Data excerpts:
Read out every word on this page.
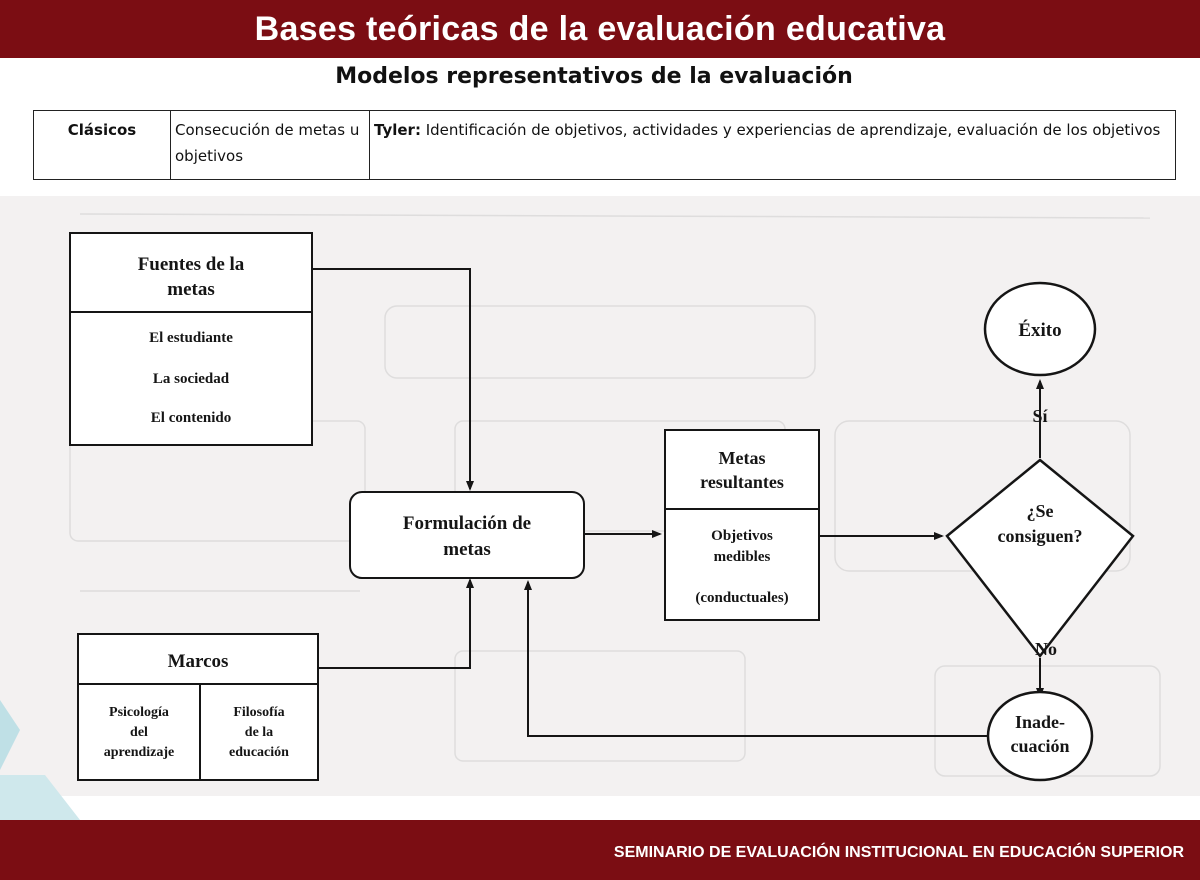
Bases teóricas de la evaluación educativa
Modelos representativos de la evaluación
Clásicos	Consecución de metas u objetivos	Tyler: Identificación de objetivos, actividades y experiencias de aprendizaje, evaluación de los objetivos
Fuentes de la
metas
El estudiante
La sociedad
El contenido
Marcos
Psicología
del
aprendizaje
Filosofía
de la
educación
Formulación de
metas
Metas
resultantes
Objetivos
medibles
(conductuales)
¿Se
consiguen?
Sí
No
Éxito
Inade-
cuación
SEMINARIO DE EVALUACIÓN INSTITUCIONAL EN EDUCACIÓN SUPERIOR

*BRIEF*: Give the data above again in full and unchanged, skipping the pictures.

*EXERCISE OUTPUT*:
Read out every word on this page.
Bases teóricas de la evaluación educativa
Modelos representativos de la evaluación
Clásicos	Consecución de metas u objetivos	Tyler: Identificación de objetivos, actividades y experiencias de aprendizaje, evaluación de los objetivos
Fuentes de la
metas
El estudiante
La sociedad
El contenido
Marcos
Psicología
del
aprendizaje
Filosofía
de la
educación
Formulación de
metas
Metas
resultantes
Objetivos
medibles
(conductuales)
¿Se
consiguen?
Sí
No
Éxito
Inade-
cuación
SEMINARIO DE EVALUACIÓN INSTITUCIONAL EN EDUCACIÓN SUPERIOR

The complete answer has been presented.